Copy down all of the data underneath, exactly as shown.

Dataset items
'''

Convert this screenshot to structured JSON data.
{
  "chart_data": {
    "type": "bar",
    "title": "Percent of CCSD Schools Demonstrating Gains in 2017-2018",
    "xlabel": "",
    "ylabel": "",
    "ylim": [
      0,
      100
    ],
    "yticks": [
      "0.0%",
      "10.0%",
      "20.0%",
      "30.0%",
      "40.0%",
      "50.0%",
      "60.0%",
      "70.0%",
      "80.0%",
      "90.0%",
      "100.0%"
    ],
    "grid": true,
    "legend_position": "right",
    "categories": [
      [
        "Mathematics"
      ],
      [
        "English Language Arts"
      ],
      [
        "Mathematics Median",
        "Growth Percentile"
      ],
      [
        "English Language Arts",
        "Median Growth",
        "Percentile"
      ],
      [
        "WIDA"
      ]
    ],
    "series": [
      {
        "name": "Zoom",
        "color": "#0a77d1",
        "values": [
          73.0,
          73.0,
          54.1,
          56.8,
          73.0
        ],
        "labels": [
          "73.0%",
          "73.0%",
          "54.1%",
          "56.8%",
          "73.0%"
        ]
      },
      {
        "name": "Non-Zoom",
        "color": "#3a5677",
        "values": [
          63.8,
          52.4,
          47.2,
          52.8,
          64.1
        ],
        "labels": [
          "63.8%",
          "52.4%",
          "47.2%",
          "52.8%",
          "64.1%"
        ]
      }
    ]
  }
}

'''

EXERCISE RESPONSE =>
Convert this screenshot to structured JSON data.
{
  "chart_data": {
    "type": "bar",
    "title": "Percent of CCSD Schools Demonstrating Gains in 2017-2018",
    "xlabel": "",
    "ylabel": "",
    "ylim": [
      0,
      100
    ],
    "yticks": [
      "0.0%",
      "10.0%",
      "20.0%",
      "30.0%",
      "40.0%",
      "50.0%",
      "60.0%",
      "70.0%",
      "80.0%",
      "90.0%",
      "100.0%"
    ],
    "grid": true,
    "legend_position": "right",
    "categories": [
      [
        "Mathematics"
      ],
      [
        "English Language Arts"
      ],
      [
        "Mathematics Median",
        "Growth Percentile"
      ],
      [
        "English Language Arts",
        "Median Growth",
        "Percentile"
      ],
      [
        "WIDA"
      ]
    ],
    "series": [
      {
        "name": "Zoom",
        "color": "#0a77d1",
        "values": [
          73.0,
          73.0,
          54.1,
          56.8,
          73.0
        ],
        "labels": [
          "73.0%",
          "73.0%",
          "54.1%",
          "56.8%",
          "73.0%"
        ]
      },
      {
        "name": "Non-Zoom",
        "color": "#3a5677",
        "values": [
          63.8,
          52.4,
          47.2,
          52.8,
          64.1
        ],
        "labels": [
          "63.8%",
          "52.4%",
          "47.2%",
          "52.8%",
          "64.1%"
        ]
      }
    ]
  }
}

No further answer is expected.